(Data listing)
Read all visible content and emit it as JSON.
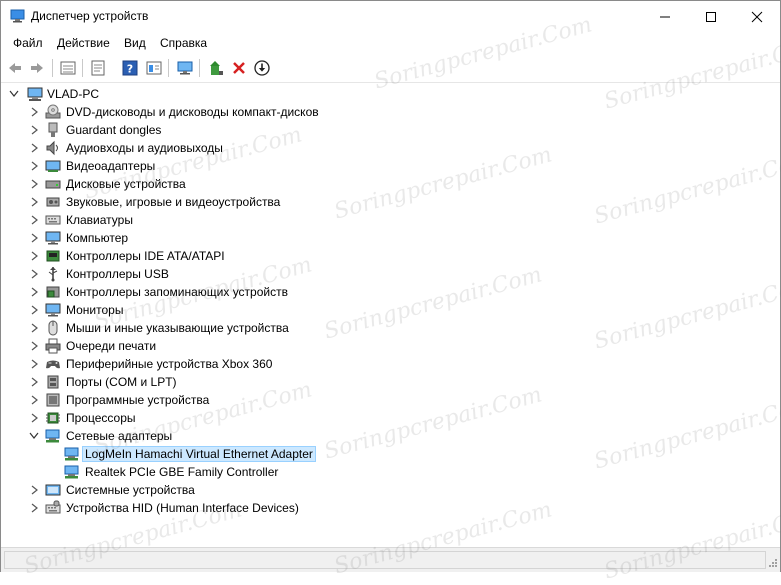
{
  "window": {
    "title": "Диспетчер устройств",
    "icon": "device-manager-icon",
    "controls": {
      "minimize": "minimize-icon",
      "maximize": "maximize-icon",
      "close": "close-icon"
    }
  },
  "menu": [
    "Файл",
    "Действие",
    "Вид",
    "Справка"
  ],
  "toolbar": {
    "buttons": [
      "back-arrow-icon",
      "forward-arrow-icon",
      "properties-list-icon",
      "update-driver-icon",
      "help-icon",
      "view-icon",
      "monitor-scan-icon",
      "enable-device-icon",
      "uninstall-x-icon",
      "download-driver-icon"
    ]
  },
  "tree": {
    "root": {
      "label": "VLAD-PC",
      "icon": "computer-icon",
      "expanded": true
    },
    "items": [
      {
        "label": "DVD-дисководы и дисководы компакт-дисков",
        "icon": "dvd-drive-icon"
      },
      {
        "label": "Guardant dongles",
        "icon": "usb-key-icon"
      },
      {
        "label": "Аудиовходы и аудиовыходы",
        "icon": "speaker-icon"
      },
      {
        "label": "Видеоадаптеры",
        "icon": "display-adapter-icon"
      },
      {
        "label": "Дисковые устройства",
        "icon": "disk-drive-icon"
      },
      {
        "label": "Звуковые, игровые и видеоустройства",
        "icon": "sound-icon"
      },
      {
        "label": "Клавиатуры",
        "icon": "keyboard-icon"
      },
      {
        "label": "Компьютер",
        "icon": "monitor-icon"
      },
      {
        "label": "Контроллеры IDE ATA/ATAPI",
        "icon": "ide-controller-icon"
      },
      {
        "label": "Контроллеры USB",
        "icon": "usb-icon"
      },
      {
        "label": "Контроллеры запоминающих устройств",
        "icon": "storage-controller-icon"
      },
      {
        "label": "Мониторы",
        "icon": "monitor-icon"
      },
      {
        "label": "Мыши и иные указывающие устройства",
        "icon": "mouse-icon"
      },
      {
        "label": "Очереди печати",
        "icon": "printer-icon"
      },
      {
        "label": "Периферийные устройства Xbox 360",
        "icon": "gamepad-icon"
      },
      {
        "label": "Порты (COM и LPT)",
        "icon": "port-icon"
      },
      {
        "label": "Программные устройства",
        "icon": "software-device-icon"
      },
      {
        "label": "Процессоры",
        "icon": "cpu-icon"
      },
      {
        "label": "Сетевые адаптеры",
        "icon": "network-adapter-icon",
        "expanded": true,
        "children": [
          {
            "label": "LogMeIn Hamachi Virtual Ethernet Adapter",
            "icon": "network-adapter-icon",
            "selected": true
          },
          {
            "label": "Realtek PCIe GBE Family Controller",
            "icon": "network-adapter-icon"
          }
        ]
      },
      {
        "label": "Системные устройства",
        "icon": "system-device-icon"
      },
      {
        "label": "Устройства HID (Human Interface Devices)",
        "icon": "hid-icon"
      }
    ]
  },
  "watermark": "Soringpcrepair.Com",
  "colors": {
    "selection": "#cce8ff",
    "selection_border": "#99d1ff",
    "accent": "#2b79d0"
  }
}
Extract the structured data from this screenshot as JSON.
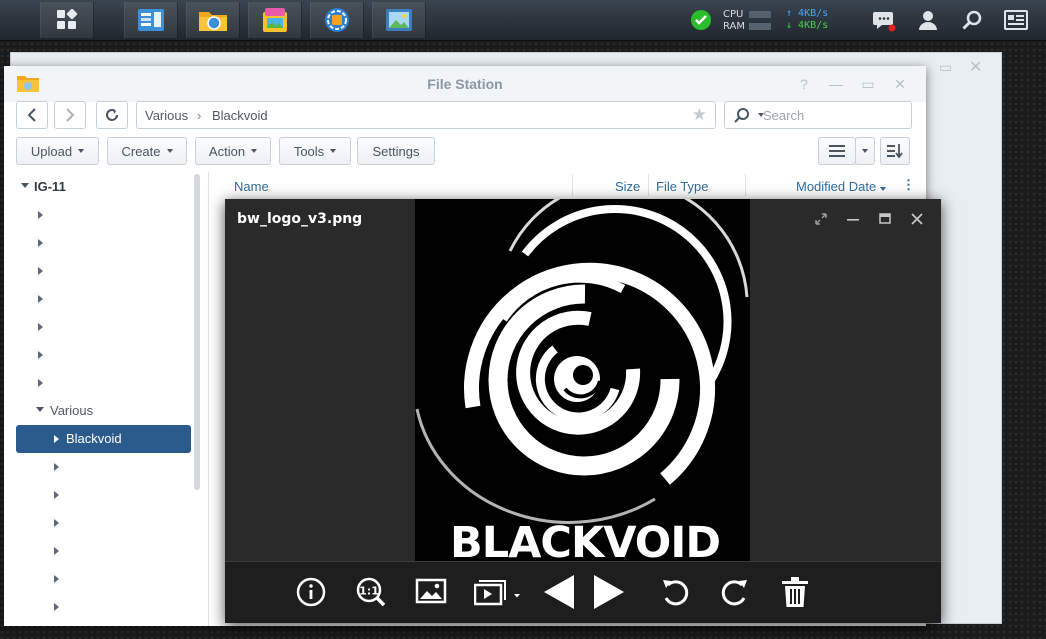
{
  "taskbar": {
    "apps": [
      {
        "icon": "main-menu-icon"
      },
      {
        "icon": "package-center-icon"
      },
      {
        "icon": "file-station-icon"
      },
      {
        "icon": "photo-station-icon"
      },
      {
        "icon": "control-panel-icon"
      },
      {
        "icon": "image-viewer-icon"
      }
    ],
    "cpu_label": "CPU",
    "ram_label": "RAM",
    "upload_speed": "4KB/s",
    "download_speed": "4KB/s",
    "status_color": "#2bbd2b",
    "upload_color": "#4aa3ff",
    "download_color": "#4ad14a"
  },
  "file_station": {
    "title": "File Station",
    "path": [
      "Various",
      "Blackvoid"
    ],
    "search_placeholder": "Search",
    "toolbar": {
      "upload": "Upload",
      "create": "Create",
      "action": "Action",
      "tools": "Tools",
      "settings": "Settings"
    },
    "tree": {
      "root": "IG-11",
      "parent": "Various",
      "selected": "Blackvoid",
      "selected_color": "#2b5a8c"
    },
    "columns": {
      "name": "Name",
      "size": "Size",
      "type": "File Type",
      "modified": "Modified Date"
    }
  },
  "viewer": {
    "filename": "bw_logo_v3.png",
    "logo_text": "BLACKVOID",
    "tools": [
      "info-icon",
      "zoom-actual-size-icon",
      "wallpaper-icon",
      "slideshow-icon",
      "previous-icon",
      "next-icon",
      "rotate-left-icon",
      "rotate-right-icon",
      "delete-icon"
    ]
  }
}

#### WRITTEN PROBLEM:
Wherever "driver" shows up in a line, copy that line.

#### SOLUTION TO THE EXERCISE:
      "update-driver-icon",
      "download-driver-icon"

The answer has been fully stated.